#### Task description
Pull out every line of the entries below that contains the string "早期中华文明的起源", treating uppercase and lowercase as different.

#### Rows
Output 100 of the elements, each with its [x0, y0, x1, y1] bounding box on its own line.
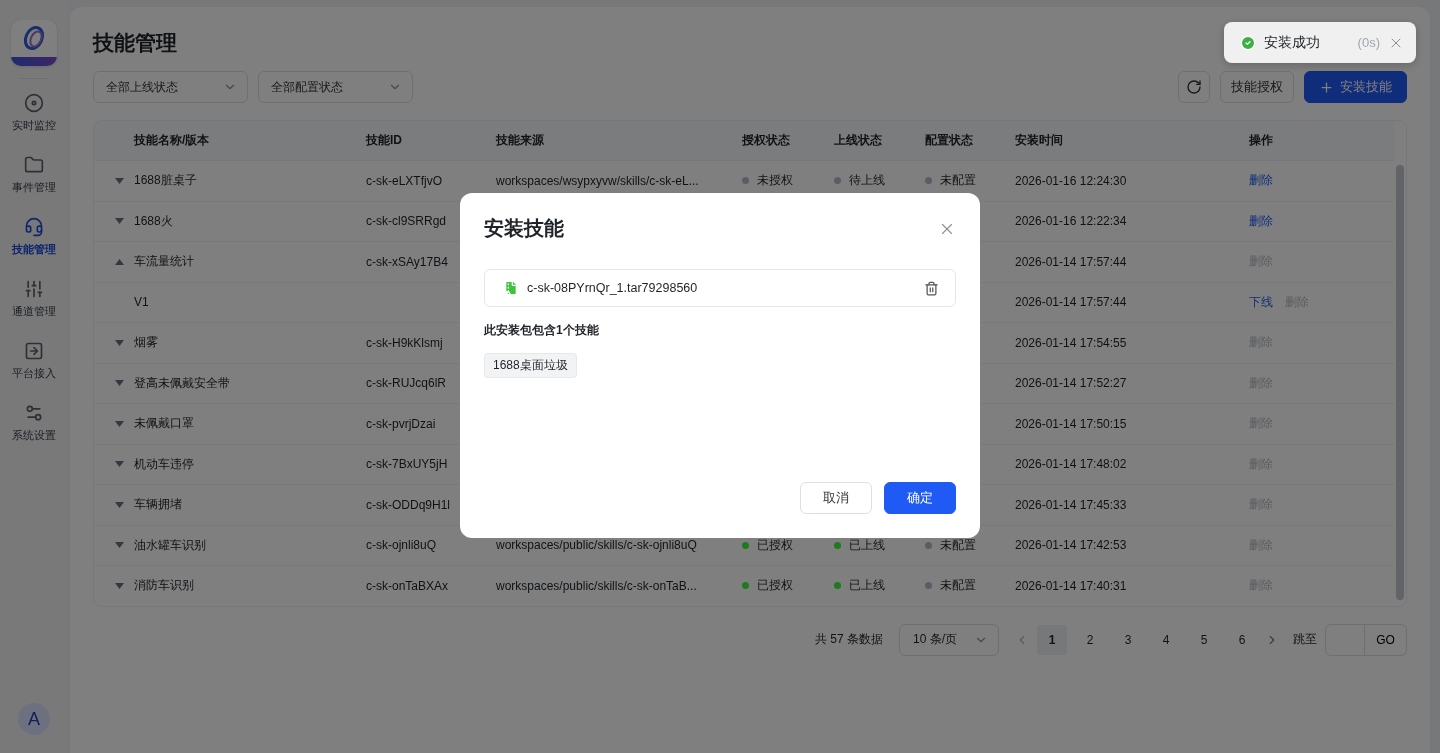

---

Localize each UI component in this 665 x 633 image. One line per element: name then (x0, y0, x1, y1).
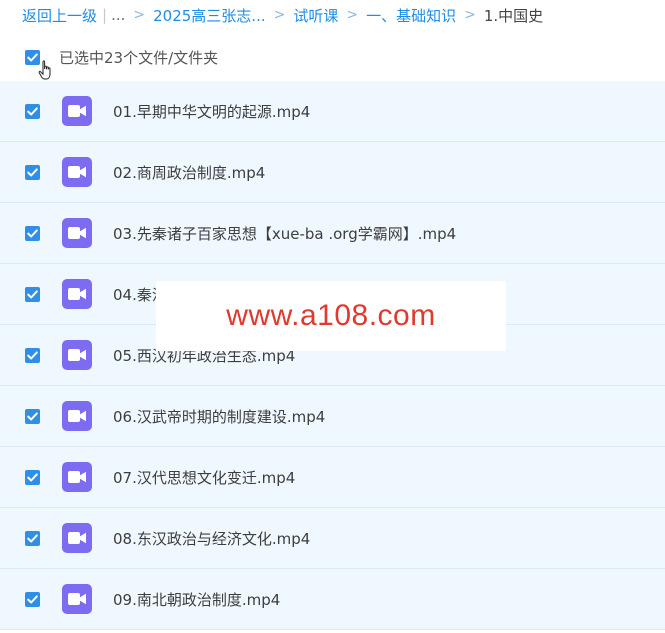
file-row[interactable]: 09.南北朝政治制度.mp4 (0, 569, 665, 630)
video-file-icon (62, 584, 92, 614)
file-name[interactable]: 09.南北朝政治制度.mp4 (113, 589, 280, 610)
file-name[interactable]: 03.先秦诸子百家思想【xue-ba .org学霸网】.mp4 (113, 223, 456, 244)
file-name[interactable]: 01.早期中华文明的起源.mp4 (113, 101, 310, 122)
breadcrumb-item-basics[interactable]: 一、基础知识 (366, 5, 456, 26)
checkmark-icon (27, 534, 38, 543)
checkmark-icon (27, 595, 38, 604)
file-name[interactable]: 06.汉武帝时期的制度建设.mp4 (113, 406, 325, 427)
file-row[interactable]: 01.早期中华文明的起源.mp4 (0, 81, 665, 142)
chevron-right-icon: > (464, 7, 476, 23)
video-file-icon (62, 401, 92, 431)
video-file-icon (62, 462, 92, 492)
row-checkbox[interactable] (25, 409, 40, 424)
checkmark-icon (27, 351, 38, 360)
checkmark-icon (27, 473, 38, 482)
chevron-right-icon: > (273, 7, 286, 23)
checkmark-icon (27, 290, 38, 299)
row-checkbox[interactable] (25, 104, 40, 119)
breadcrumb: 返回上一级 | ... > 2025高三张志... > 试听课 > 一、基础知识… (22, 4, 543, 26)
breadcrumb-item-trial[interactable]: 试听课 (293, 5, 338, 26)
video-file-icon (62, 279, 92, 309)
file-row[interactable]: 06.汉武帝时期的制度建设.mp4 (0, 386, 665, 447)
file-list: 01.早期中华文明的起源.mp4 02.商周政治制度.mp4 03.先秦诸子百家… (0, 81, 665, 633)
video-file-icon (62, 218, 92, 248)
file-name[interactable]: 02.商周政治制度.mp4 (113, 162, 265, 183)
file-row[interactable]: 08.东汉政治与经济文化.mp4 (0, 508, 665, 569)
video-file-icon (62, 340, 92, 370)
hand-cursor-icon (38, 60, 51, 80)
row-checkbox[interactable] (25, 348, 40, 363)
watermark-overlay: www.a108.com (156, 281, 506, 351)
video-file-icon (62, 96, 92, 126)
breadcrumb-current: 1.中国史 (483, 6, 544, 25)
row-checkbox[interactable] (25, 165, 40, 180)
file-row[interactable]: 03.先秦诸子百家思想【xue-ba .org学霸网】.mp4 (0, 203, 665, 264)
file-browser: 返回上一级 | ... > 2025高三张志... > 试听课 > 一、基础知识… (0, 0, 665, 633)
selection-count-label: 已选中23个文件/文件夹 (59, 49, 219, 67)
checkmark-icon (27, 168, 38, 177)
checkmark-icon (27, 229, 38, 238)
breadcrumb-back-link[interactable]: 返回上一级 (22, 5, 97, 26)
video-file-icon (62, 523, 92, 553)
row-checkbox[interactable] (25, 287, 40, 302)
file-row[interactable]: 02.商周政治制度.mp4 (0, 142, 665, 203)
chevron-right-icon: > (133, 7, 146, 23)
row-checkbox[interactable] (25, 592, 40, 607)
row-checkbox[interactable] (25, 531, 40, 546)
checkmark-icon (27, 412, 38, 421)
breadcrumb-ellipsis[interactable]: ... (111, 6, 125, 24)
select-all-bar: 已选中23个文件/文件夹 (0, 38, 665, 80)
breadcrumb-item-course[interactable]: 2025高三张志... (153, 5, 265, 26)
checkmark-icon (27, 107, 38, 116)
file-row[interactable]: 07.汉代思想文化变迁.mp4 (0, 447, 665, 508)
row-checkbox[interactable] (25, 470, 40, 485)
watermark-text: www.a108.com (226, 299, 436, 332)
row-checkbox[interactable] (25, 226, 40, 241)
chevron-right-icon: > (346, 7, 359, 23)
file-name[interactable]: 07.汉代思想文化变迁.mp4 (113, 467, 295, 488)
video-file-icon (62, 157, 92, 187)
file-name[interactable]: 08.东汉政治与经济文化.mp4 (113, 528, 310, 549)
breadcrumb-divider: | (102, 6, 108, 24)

#### Solution to this problem
file-name[interactable]: 01.早期中华文明的起源.mp4 (113, 101, 310, 122)
file-row[interactable]: 01.早期中华文明的起源.mp4 (0, 81, 665, 142)
file-list: 01.早期中华文明的起源.mp4 02.商周政治制度.mp4 03.先秦诸子百家… (0, 81, 665, 633)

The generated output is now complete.